Material for this task

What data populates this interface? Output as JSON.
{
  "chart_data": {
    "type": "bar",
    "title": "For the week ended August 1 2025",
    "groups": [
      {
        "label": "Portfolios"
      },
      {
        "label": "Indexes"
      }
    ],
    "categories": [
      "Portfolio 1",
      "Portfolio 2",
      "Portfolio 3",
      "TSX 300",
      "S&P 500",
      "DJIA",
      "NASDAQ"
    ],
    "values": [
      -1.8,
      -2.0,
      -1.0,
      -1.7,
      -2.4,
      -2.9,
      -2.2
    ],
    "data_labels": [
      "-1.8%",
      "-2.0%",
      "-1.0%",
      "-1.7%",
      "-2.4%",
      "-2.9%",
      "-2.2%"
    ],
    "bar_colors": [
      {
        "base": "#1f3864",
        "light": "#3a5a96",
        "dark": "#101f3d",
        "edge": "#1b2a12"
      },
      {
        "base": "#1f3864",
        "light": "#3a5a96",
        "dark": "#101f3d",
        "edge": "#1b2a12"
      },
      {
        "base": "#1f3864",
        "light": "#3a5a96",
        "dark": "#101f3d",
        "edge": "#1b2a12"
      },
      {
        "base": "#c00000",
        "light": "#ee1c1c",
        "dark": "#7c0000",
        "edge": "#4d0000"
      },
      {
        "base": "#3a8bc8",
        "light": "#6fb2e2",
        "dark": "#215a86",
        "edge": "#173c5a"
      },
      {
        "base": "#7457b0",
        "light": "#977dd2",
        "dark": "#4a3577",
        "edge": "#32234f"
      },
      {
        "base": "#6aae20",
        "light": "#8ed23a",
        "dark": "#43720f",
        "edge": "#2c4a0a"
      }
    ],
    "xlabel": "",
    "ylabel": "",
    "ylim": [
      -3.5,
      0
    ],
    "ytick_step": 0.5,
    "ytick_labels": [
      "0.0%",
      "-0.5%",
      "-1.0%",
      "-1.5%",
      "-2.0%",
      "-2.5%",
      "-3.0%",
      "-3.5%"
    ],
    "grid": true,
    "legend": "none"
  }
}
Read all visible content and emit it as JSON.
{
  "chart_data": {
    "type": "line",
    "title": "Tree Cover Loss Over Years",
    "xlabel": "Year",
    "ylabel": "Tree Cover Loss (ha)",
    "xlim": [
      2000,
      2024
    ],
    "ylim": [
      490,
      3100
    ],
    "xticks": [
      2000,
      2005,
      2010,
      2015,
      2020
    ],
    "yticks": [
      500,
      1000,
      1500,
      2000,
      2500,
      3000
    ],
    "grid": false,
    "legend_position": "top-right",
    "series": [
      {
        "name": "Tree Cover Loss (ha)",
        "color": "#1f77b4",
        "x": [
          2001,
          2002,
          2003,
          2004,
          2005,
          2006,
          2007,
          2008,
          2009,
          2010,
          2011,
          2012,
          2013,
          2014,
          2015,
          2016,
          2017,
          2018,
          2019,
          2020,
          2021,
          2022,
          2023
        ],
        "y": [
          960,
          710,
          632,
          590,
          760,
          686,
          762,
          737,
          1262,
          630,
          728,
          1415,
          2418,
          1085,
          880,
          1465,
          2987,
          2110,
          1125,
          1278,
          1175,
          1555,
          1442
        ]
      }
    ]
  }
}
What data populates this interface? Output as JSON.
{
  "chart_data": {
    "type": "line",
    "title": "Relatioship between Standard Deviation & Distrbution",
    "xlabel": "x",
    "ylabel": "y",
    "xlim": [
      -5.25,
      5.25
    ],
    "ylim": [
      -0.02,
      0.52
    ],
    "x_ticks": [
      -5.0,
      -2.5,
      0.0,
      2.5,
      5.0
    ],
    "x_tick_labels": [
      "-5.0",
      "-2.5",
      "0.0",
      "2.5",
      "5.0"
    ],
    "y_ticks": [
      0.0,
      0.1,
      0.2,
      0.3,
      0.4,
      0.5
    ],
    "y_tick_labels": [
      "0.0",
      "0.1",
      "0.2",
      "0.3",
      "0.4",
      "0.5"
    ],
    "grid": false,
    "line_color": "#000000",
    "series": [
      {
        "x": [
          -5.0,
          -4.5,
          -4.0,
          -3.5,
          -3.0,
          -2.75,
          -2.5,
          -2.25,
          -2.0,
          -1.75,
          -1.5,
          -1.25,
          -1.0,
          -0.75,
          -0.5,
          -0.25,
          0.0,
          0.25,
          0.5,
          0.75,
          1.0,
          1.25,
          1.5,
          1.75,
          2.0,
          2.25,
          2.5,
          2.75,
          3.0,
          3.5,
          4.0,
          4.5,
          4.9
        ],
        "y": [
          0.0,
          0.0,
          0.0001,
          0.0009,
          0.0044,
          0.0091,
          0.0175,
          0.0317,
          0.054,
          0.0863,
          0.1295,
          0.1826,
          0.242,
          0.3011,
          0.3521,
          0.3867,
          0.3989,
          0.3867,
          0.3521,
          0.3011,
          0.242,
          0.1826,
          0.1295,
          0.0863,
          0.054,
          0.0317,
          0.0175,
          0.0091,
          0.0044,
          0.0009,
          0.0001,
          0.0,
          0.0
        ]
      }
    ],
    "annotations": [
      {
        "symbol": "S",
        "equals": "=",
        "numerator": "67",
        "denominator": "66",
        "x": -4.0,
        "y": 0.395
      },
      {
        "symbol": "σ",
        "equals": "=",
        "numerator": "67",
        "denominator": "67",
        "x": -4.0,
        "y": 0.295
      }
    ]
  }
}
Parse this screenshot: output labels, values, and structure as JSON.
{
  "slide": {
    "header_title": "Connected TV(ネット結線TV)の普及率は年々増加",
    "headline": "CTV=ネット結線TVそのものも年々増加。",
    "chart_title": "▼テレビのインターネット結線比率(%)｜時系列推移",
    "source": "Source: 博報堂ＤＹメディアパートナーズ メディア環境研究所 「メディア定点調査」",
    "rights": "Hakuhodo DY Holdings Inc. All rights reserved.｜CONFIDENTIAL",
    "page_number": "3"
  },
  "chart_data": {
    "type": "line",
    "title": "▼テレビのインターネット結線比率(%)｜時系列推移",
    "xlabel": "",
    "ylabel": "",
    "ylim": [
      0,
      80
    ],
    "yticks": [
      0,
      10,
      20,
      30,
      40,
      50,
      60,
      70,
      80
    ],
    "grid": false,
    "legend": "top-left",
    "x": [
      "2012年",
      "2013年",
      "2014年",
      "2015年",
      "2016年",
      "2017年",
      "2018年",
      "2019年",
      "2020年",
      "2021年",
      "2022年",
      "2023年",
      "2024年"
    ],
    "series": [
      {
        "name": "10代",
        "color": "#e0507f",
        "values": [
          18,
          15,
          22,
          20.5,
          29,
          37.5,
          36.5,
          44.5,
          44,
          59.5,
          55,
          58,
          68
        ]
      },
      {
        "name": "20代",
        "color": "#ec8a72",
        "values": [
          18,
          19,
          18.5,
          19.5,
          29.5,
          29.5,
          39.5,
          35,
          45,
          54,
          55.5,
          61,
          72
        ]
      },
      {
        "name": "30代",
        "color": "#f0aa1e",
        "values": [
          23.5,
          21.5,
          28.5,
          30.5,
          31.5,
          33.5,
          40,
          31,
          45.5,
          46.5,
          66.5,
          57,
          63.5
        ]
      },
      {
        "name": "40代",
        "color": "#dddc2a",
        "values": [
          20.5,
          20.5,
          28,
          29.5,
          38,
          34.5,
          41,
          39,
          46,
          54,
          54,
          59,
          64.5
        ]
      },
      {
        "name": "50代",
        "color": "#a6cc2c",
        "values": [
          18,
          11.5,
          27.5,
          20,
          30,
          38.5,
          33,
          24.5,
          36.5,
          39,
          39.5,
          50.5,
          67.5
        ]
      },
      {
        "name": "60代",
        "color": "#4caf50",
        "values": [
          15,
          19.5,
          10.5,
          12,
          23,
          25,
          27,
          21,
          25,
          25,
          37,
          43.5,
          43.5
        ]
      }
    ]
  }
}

What is asked
Using the data above, repeat every line exactly.

Output below
What data populates this interface? Output as JSON.
{
  "chart_data": {
    "type": "bar",
    "title": "For the week ended August 1 2025",
    "groups": [
      {
        "label": "Portfolios"
      },
      {
        "label": "Indexes"
      }
    ],
    "categories": [
      "Portfolio 1",
      "Portfolio 2",
      "Portfolio 3",
      "TSX 300",
      "S&P 500",
      "DJIA",
      "NASDAQ"
    ],
    "values": [
      -1.8,
      -2.0,
      -1.0,
      -1.7,
      -2.4,
      -2.9,
      -2.2
    ],
    "data_labels": [
      "-1.8%",
      "-2.0%",
      "-1.0%",
      "-1.7%",
      "-2.4%",
      "-2.9%",
      "-2.2%"
    ],
    "bar_colors": [
      {
        "base": "#1f3864",
        "light": "#3a5a96",
        "dark": "#101f3d",
        "edge": "#1b2a12"
      },
      {
        "base": "#1f3864",
        "light": "#3a5a96",
        "dark": "#101f3d",
        "edge": "#1b2a12"
      },
      {
        "base": "#1f3864",
        "light": "#3a5a96",
        "dark": "#101f3d",
        "edge": "#1b2a12"
      },
      {
        "base": "#c00000",
        "light": "#ee1c1c",
        "dark": "#7c0000",
        "edge": "#4d0000"
      },
      {
        "base": "#3a8bc8",
        "light": "#6fb2e2",
        "dark": "#215a86",
        "edge": "#173c5a"
      },
      {
        "base": "#7457b0",
        "light": "#977dd2",
        "dark": "#4a3577",
        "edge": "#32234f"
      },
      {
        "base": "#6aae20",
        "light": "#8ed23a",
        "dark": "#43720f",
        "edge": "#2c4a0a"
      }
    ],
    "xlabel": "",
    "ylabel": "",
    "ylim": [
      -3.5,
      0
    ],
    "ytick_step": 0.5,
    "ytick_labels": [
      "0.0%",
      "-0.5%",
      "-1.0%",
      "-1.5%",
      "-2.0%",
      "-2.5%",
      "-3.0%",
      "-3.5%"
    ],
    "grid": true,
    "legend": "none"
  }
}
Read all visible content and emit it as JSON.
{
  "chart_data": {
    "type": "line",
    "title": "Tree Cover Loss Over Years",
    "xlabel": "Year",
    "ylabel": "Tree Cover Loss (ha)",
    "xlim": [
      2000,
      2024
    ],
    "ylim": [
      490,
      3100
    ],
    "xticks": [
      2000,
      2005,
      2010,
      2015,
      2020
    ],
    "yticks": [
      500,
      1000,
      1500,
      2000,
      2500,
      3000
    ],
    "grid": false,
    "legend_position": "top-right",
    "series": [
      {
        "name": "Tree Cover Loss (ha)",
        "color": "#1f77b4",
        "x": [
          2001,
          2002,
          2003,
          2004,
          2005,
          2006,
          2007,
          2008,
          2009,
          2010,
          2011,
          2012,
          2013,
          2014,
          2015,
          2016,
          2017,
          2018,
          2019,
          2020,
          2021,
          2022,
          2023
        ],
        "y": [
          960,
          710,
          632,
          590,
          760,
          686,
          762,
          737,
          1262,
          630,
          728,
          1415,
          2418,
          1085,
          880,
          1465,
          2987,
          2110,
          1125,
          1278,
          1175,
          1555,
          1442
        ]
      }
    ]
  }
}
What data populates this interface? Output as JSON.
{
  "chart_data": {
    "type": "line",
    "title": "Relatioship between Standard Deviation & Distrbution",
    "xlabel": "x",
    "ylabel": "y",
    "xlim": [
      -5.25,
      5.25
    ],
    "ylim": [
      -0.02,
      0.52
    ],
    "x_ticks": [
      -5.0,
      -2.5,
      0.0,
      2.5,
      5.0
    ],
    "x_tick_labels": [
      "-5.0",
      "-2.5",
      "0.0",
      "2.5",
      "5.0"
    ],
    "y_ticks": [
      0.0,
      0.1,
      0.2,
      0.3,
      0.4,
      0.5
    ],
    "y_tick_labels": [
      "0.0",
      "0.1",
      "0.2",
      "0.3",
      "0.4",
      "0.5"
    ],
    "grid": false,
    "line_color": "#000000",
    "series": [
      {
        "x": [
          -5.0,
          -4.5,
          -4.0,
          -3.5,
          -3.0,
          -2.75,
          -2.5,
          -2.25,
          -2.0,
          -1.75,
          -1.5,
          -1.25,
          -1.0,
          -0.75,
          -0.5,
          -0.25,
          0.0,
          0.25,
          0.5,
          0.75,
          1.0,
          1.25,
          1.5,
          1.75,
          2.0,
          2.25,
          2.5,
          2.75,
          3.0,
          3.5,
          4.0,
          4.5,
          4.9
        ],
        "y": [
          0.0,
          0.0,
          0.0001,
          0.0009,
          0.0044,
          0.0091,
          0.0175,
          0.0317,
          0.054,
          0.0863,
          0.1295,
          0.1826,
          0.242,
          0.3011,
          0.3521,
          0.3867,
          0.3989,
          0.3867,
          0.3521,
          0.3011,
          0.242,
          0.1826,
          0.1295,
          0.0863,
          0.054,
          0.0317,
          0.0175,
          0.0091,
          0.0044,
          0.0009,
          0.0001,
          0.0,
          0.0
        ]
      }
    ],
    "annotations": [
      {
        "symbol": "S",
        "equals": "=",
        "numerator": "67",
        "denominator": "66",
        "x": -4.0,
        "y": 0.395
      },
      {
        "symbol": "σ",
        "equals": "=",
        "numerator": "67",
        "denominator": "67",
        "x": -4.0,
        "y": 0.295
      }
    ]
  }
}
Parse this screenshot: output labels, values, and structure as JSON.
{
  "slide": {
    "header_title": "Connected TV(ネット結線TV)の普及率は年々増加",
    "headline": "CTV=ネット結線TVそのものも年々増加。",
    "chart_title": "▼テレビのインターネット結線比率(%)｜時系列推移",
    "source": "Source: 博報堂ＤＹメディアパートナーズ メディア環境研究所 「メディア定点調査」",
    "rights": "Hakuhodo DY Holdings Inc. All rights reserved.｜CONFIDENTIAL",
    "page_number": "3"
  },
  "chart_data": {
    "type": "line",
    "title": "▼テレビのインターネット結線比率(%)｜時系列推移",
    "xlabel": "",
    "ylabel": "",
    "ylim": [
      0,
      80
    ],
    "yticks": [
      0,
      10,
      20,
      30,
      40,
      50,
      60,
      70,
      80
    ],
    "grid": false,
    "legend": "top-left",
    "x": [
      "2012年",
      "2013年",
      "2014年",
      "2015年",
      "2016年",
      "2017年",
      "2018年",
      "2019年",
      "2020年",
      "2021年",
      "2022年",
      "2023年",
      "2024年"
    ],
    "series": [
      {
        "name": "10代",
        "color": "#e0507f",
        "values": [
          18,
          15,
          22,
          20.5,
          29,
          37.5,
          36.5,
          44.5,
          44,
          59.5,
          55,
          58,
          68
        ]
      },
      {
        "name": "20代",
        "color": "#ec8a72",
        "values": [
          18,
          19,
          18.5,
          19.5,
          29.5,
          29.5,
          39.5,
          35,
          45,
          54,
          55.5,
          61,
          72
        ]
      },
      {
        "name": "30代",
        "color": "#f0aa1e",
        "values": [
          23.5,
          21.5,
          28.5,
          30.5,
          31.5,
          33.5,
          40,
          31,
          45.5,
          46.5,
          66.5,
          57,
          63.5
        ]
      },
      {
        "name": "40代",
        "color": "#dddc2a",
        "values": [
          20.5,
          20.5,
          28,
          29.5,
          38,
          34.5,
          41,
          39,
          46,
          54,
          54,
          59,
          64.5
        ]
      },
      {
        "name": "50代",
        "color": "#a6cc2c",
        "values": [
          18,
          11.5,
          27.5,
          20,
          30,
          38.5,
          33,
          24.5,
          36.5,
          39,
          39.5,
          50.5,
          67.5
        ]
      },
      {
        "name": "60代",
        "color": "#4caf50",
        "values": [
          15,
          19.5,
          10.5,
          12,
          23,
          25,
          27,
          21,
          25,
          25,
          37,
          43.5,
          43.5
        ]
      }
    ]
  }
}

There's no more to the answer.